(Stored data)
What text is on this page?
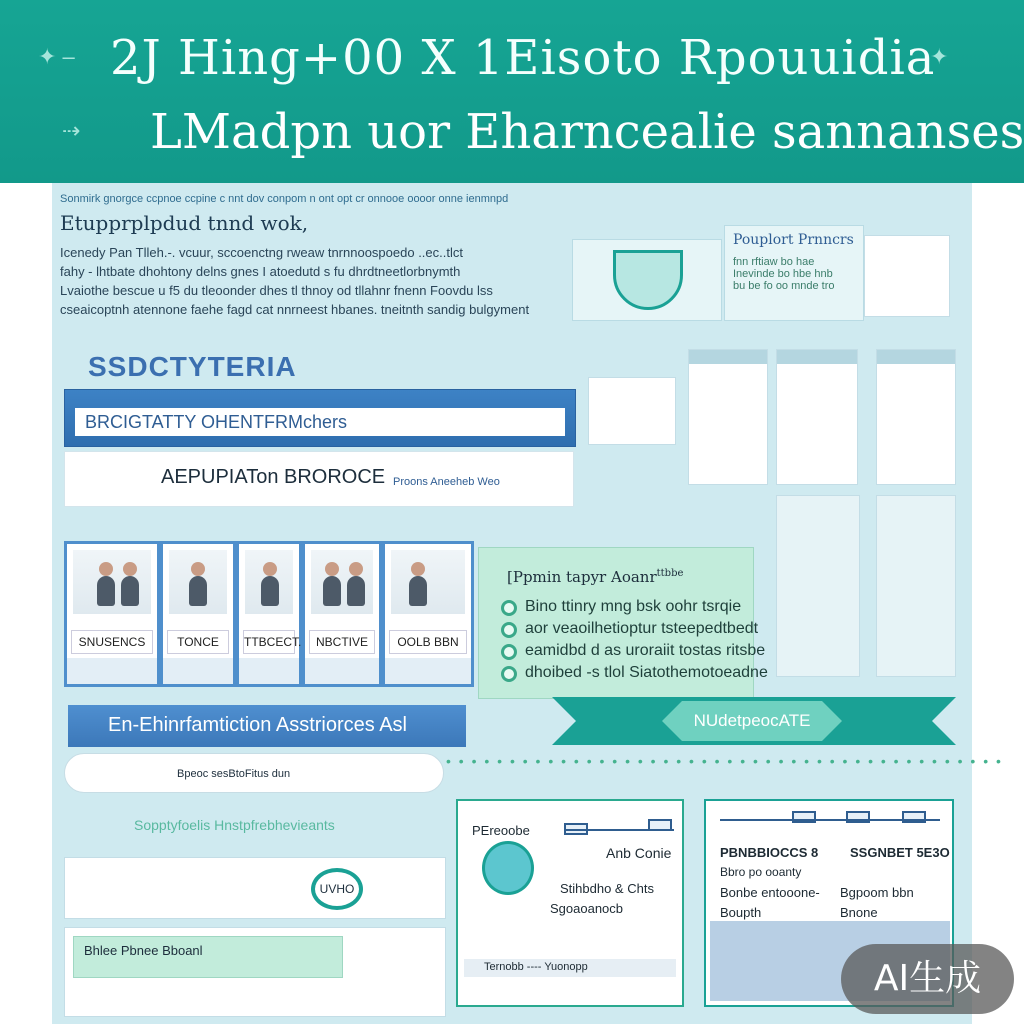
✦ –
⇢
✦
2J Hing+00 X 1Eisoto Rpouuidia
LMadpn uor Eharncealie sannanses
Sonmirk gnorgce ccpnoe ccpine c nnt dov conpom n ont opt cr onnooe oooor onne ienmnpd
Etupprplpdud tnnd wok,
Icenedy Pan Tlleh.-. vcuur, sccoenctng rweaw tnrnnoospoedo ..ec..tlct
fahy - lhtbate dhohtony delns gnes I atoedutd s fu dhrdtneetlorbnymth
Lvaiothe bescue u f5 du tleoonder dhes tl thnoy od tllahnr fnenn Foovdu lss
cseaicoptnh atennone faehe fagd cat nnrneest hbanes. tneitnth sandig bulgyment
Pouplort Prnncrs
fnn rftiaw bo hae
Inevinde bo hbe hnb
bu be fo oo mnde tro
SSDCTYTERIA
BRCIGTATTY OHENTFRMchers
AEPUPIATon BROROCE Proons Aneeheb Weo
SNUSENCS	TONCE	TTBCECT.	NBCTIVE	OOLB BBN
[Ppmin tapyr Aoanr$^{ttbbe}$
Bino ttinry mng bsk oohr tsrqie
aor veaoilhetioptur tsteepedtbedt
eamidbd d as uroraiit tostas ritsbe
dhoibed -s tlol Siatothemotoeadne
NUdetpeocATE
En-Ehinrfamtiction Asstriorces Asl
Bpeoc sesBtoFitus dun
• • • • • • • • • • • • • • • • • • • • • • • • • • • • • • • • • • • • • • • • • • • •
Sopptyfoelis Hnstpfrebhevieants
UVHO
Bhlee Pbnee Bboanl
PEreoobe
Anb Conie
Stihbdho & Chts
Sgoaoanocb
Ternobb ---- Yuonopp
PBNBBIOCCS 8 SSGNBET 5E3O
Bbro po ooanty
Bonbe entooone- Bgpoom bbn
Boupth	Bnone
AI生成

Given problem:
Transcribe all of the material exactly, leaving out whatever pictures it contains.

Written reply:
What text is on this page?
✦ –
⇢
✦
2J Hing+00 X 1Eisoto Rpouuidia
LMadpn uor Eharncealie sannanses
Sonmirk gnorgce ccpnoe ccpine c nnt dov conpom n ont opt cr onnooe oooor onne ienmnpd
Etupprplpdud tnnd wok,
Icenedy Pan Tlleh.-. vcuur, sccoenctng rweaw tnrnnoospoedo ..ec..tlct
fahy - lhtbate dhohtony delns gnes I atoedutd s fu dhrdtneetlorbnymth
Lvaiothe bescue u f5 du tleoonder dhes tl thnoy od tllahnr fnenn Foovdu lss
cseaicoptnh atennone faehe fagd cat nnrneest hbanes. tneitnth sandig bulgyment
Pouplort Prnncrs
fnn rftiaw bo hae
Inevinde bo hbe hnb
bu be fo oo mnde tro
SSDCTYTERIA
BRCIGTATTY OHENTFRMchers
AEPUPIATon BROROCE Proons Aneeheb Weo
SNUSENCS	TONCE	TTBCECT.	NBCTIVE	OOLB BBN
[Ppmin tapyr Aoanr$^{ttbbe}$
Bino ttinry mng bsk oohr tsrqie
aor veaoilhetioptur tsteepedtbedt
eamidbd d as uroraiit tostas ritsbe
dhoibed -s tlol Siatothemotoeadne
NUdetpeocATE
En-Ehinrfamtiction Asstriorces Asl
Bpeoc sesBtoFitus dun
• • • • • • • • • • • • • • • • • • • • • • • • • • • • • • • • • • • • • • • • • • • •
Sopptyfoelis Hnstpfrebhevieants
UVHO
Bhlee Pbnee Bboanl
PEreoobe
Anb Conie
Stihbdho & Chts
Sgoaoanocb
Ternobb ---- Yuonopp
PBNBBIOCCS 8 SSGNBET 5E3O
Bbro po ooanty
Bonbe entooone- Bgpoom bbn
Boupth	Bnone
AI生成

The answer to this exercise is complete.